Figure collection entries
· · ·

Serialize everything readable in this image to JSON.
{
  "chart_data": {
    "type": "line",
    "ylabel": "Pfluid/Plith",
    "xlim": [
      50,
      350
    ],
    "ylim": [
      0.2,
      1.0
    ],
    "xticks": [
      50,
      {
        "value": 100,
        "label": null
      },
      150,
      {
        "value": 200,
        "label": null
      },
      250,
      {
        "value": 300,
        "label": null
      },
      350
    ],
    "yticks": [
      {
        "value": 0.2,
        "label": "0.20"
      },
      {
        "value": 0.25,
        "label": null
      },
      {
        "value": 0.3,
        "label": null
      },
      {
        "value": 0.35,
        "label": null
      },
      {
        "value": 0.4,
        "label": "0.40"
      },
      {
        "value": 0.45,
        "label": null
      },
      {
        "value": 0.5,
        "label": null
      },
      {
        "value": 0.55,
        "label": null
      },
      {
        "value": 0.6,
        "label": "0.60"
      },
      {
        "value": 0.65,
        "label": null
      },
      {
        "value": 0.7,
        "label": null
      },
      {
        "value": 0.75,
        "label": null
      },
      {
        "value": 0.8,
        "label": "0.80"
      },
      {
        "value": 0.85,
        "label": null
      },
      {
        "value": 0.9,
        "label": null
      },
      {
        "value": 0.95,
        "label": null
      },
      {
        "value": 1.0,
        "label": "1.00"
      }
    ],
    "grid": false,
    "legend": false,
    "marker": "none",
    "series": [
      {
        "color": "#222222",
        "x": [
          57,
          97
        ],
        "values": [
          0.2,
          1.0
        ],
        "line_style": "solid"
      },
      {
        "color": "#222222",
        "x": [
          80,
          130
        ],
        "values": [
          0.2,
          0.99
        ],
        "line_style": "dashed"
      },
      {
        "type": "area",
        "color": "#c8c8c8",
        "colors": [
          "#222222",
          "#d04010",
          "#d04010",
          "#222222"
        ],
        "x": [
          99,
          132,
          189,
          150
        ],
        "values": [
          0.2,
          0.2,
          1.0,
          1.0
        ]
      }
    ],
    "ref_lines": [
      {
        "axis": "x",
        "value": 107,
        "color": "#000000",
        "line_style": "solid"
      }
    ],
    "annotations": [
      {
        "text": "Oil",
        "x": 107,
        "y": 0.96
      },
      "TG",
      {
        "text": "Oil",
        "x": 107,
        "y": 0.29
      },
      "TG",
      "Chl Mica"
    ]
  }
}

· · ·

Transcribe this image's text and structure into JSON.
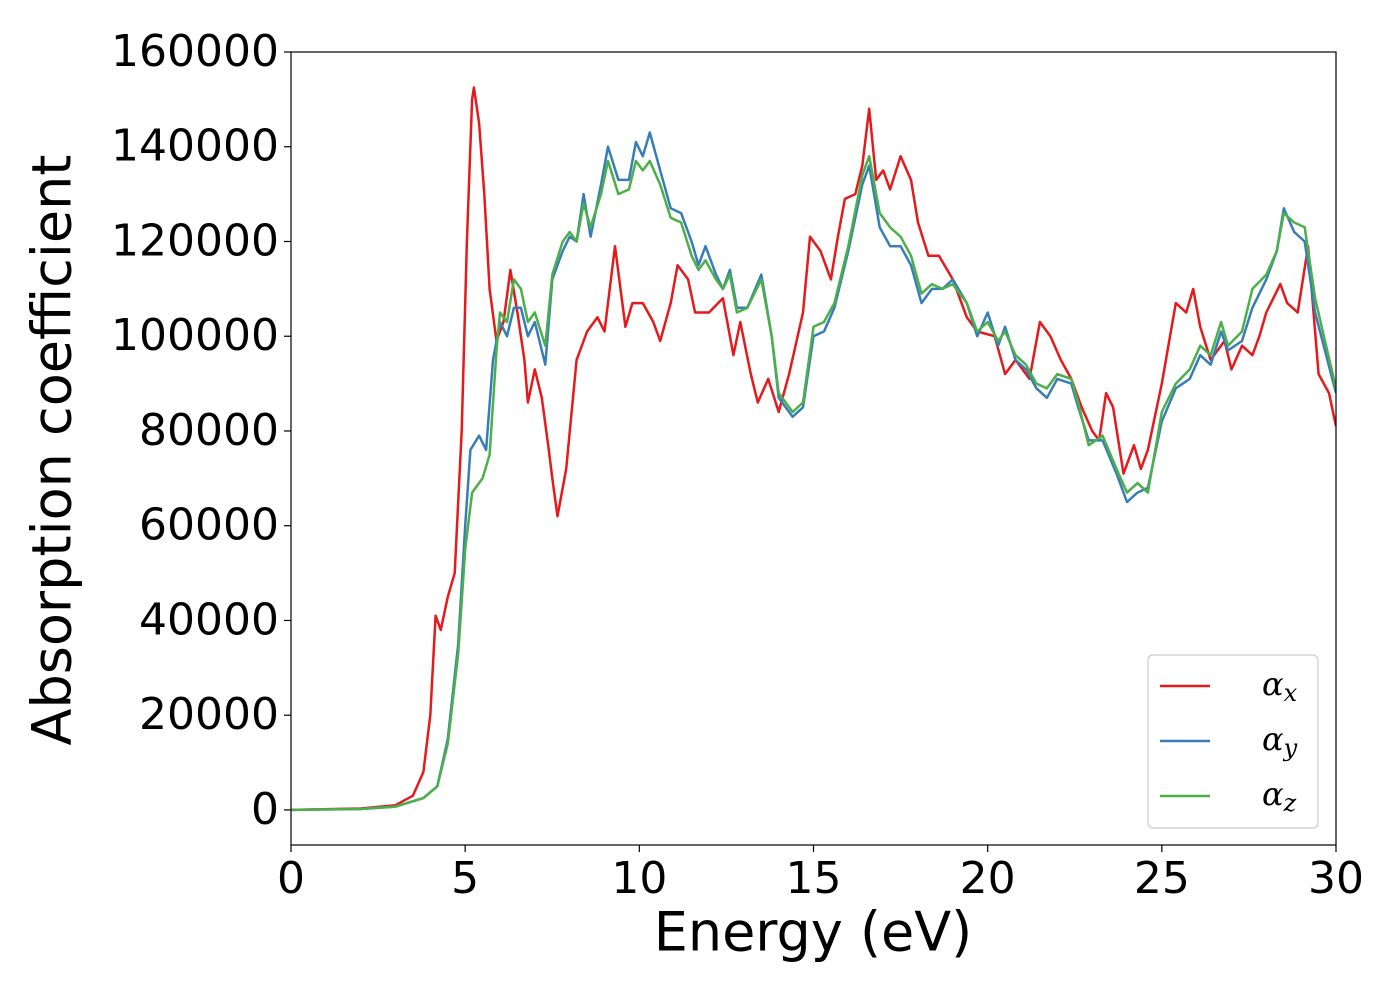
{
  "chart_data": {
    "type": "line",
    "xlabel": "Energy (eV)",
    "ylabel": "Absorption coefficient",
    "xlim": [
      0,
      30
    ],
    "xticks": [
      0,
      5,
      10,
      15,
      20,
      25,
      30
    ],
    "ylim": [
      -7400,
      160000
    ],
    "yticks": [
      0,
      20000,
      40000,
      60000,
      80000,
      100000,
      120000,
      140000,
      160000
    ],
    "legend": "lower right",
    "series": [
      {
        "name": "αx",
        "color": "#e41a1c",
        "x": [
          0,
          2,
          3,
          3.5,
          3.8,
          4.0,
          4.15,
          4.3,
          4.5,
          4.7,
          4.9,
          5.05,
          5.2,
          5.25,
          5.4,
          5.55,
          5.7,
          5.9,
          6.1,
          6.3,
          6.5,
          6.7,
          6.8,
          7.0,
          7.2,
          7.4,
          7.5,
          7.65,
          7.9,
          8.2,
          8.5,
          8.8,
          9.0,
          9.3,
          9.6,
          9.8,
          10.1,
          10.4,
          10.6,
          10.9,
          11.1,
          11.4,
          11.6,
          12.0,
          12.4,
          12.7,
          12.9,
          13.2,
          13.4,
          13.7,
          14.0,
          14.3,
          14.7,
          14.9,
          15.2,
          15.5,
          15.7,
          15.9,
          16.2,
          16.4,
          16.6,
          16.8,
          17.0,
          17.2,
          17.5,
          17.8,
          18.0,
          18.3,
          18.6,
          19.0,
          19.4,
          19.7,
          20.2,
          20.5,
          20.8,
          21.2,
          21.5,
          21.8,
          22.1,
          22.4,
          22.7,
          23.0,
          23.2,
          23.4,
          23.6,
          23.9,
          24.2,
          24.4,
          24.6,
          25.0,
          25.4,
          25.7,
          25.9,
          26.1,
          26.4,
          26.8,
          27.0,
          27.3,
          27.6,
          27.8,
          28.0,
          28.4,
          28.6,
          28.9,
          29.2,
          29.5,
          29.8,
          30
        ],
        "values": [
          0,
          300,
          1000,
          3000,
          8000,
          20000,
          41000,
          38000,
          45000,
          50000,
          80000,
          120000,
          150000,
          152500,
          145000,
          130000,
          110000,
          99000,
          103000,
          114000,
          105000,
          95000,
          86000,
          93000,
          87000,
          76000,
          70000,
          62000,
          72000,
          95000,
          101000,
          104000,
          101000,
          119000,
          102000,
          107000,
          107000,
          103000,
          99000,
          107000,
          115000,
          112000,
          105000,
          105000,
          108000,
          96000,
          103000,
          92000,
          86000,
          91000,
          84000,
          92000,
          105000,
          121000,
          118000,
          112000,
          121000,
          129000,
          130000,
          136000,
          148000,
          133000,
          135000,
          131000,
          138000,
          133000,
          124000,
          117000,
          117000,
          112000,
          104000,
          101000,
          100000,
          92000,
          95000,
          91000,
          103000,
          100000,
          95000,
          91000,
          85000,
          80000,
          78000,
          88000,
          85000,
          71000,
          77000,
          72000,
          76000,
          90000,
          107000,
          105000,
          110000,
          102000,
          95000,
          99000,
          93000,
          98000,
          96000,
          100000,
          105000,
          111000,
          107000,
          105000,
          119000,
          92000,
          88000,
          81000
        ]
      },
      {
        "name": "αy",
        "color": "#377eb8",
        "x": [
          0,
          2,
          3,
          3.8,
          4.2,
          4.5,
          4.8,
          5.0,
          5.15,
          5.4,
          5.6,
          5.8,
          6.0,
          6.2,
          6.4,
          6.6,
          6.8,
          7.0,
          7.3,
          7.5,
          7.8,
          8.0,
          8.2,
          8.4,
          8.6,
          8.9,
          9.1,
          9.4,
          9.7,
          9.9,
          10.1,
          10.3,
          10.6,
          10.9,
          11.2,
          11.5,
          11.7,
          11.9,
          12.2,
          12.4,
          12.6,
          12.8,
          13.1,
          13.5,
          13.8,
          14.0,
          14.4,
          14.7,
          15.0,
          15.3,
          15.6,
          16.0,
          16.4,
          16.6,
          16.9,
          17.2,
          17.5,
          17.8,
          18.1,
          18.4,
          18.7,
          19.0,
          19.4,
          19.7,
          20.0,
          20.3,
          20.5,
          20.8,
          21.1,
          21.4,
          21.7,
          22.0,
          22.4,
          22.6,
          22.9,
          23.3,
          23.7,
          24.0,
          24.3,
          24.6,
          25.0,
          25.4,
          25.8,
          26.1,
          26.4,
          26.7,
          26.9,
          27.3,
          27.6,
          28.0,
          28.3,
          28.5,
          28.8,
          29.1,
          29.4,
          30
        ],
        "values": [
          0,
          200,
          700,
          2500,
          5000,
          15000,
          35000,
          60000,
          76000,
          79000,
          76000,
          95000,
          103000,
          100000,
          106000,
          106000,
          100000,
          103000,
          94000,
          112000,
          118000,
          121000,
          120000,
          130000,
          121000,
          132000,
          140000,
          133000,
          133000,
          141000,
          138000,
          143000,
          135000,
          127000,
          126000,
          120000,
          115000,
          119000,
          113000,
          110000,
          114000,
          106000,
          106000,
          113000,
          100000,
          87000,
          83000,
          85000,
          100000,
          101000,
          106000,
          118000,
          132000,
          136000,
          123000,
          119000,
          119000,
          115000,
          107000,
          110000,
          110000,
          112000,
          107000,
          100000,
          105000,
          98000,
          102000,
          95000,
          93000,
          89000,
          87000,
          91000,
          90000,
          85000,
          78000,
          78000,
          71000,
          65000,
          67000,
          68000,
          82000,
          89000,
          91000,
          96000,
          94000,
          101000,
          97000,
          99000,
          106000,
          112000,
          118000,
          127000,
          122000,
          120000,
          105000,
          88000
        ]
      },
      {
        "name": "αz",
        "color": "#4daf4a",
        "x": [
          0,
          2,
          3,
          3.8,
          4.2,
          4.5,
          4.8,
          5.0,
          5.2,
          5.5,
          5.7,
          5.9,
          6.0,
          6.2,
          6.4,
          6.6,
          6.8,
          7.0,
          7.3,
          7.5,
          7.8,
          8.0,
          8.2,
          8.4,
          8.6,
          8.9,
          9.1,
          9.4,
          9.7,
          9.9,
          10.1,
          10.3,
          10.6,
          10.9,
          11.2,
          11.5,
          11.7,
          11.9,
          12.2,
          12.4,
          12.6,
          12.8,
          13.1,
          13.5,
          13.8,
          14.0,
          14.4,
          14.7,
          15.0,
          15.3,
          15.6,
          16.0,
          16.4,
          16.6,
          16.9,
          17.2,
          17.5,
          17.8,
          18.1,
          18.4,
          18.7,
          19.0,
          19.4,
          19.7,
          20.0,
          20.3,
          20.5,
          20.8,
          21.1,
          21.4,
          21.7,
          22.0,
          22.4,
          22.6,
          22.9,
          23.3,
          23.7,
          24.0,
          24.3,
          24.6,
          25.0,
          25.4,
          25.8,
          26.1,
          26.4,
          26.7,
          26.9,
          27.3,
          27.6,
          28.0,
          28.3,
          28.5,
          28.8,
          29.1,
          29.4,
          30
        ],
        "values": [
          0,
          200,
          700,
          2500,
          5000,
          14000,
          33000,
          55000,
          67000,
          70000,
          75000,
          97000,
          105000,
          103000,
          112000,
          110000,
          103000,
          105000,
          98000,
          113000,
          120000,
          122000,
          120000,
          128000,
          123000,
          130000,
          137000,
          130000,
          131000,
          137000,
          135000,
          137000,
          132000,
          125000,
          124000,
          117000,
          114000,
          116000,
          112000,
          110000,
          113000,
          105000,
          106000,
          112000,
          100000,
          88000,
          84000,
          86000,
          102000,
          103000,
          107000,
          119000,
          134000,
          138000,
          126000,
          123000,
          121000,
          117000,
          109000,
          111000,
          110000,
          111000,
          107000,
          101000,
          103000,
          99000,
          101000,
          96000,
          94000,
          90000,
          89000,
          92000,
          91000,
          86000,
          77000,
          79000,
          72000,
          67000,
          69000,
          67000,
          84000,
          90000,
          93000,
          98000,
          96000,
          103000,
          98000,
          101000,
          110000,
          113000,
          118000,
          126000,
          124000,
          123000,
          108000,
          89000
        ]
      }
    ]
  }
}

· · ·

▶ [Exercise instructions] Pull out each line of the records holding the string "this".

▶ [Response to the task]
Serialize everything readable in this image to JSON.
Transcribe this image's text and structure into JSON.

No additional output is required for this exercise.